(WHAT THE EXERCISE ASKS) Find how many lines contain the word "name" and state that number alone.

Data tied to figure images:
::::

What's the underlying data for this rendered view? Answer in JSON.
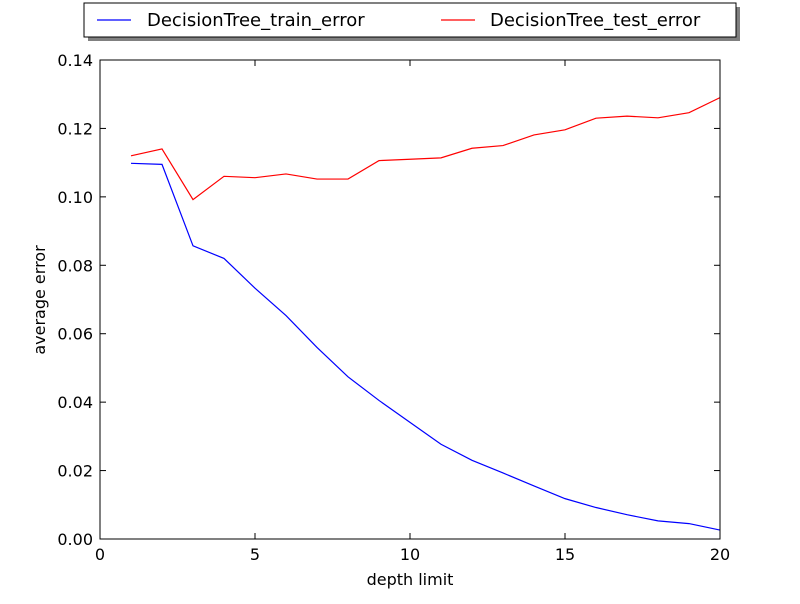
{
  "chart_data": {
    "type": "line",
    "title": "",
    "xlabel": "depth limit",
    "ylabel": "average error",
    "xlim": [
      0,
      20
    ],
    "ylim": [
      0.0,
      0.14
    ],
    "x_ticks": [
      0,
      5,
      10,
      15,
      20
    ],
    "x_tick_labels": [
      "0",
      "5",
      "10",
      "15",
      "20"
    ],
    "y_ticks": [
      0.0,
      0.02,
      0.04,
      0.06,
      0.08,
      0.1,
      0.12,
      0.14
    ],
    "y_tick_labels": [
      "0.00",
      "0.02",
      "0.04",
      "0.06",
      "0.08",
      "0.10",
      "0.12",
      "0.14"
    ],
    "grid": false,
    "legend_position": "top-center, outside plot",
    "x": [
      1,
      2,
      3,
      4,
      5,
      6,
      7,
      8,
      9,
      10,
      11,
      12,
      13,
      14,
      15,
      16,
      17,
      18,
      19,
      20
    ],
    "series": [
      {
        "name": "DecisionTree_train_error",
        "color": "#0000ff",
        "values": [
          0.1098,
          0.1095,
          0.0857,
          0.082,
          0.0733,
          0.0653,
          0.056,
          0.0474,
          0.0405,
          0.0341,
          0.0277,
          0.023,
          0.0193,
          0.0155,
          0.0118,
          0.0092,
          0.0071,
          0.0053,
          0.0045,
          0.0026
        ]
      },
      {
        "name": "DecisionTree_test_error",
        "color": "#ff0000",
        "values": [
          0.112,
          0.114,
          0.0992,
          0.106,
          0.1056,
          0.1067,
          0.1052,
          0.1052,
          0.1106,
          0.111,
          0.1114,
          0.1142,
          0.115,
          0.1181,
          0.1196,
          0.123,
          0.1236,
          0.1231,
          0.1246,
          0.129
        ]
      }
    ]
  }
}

::::

(COMPLETED TASK) 2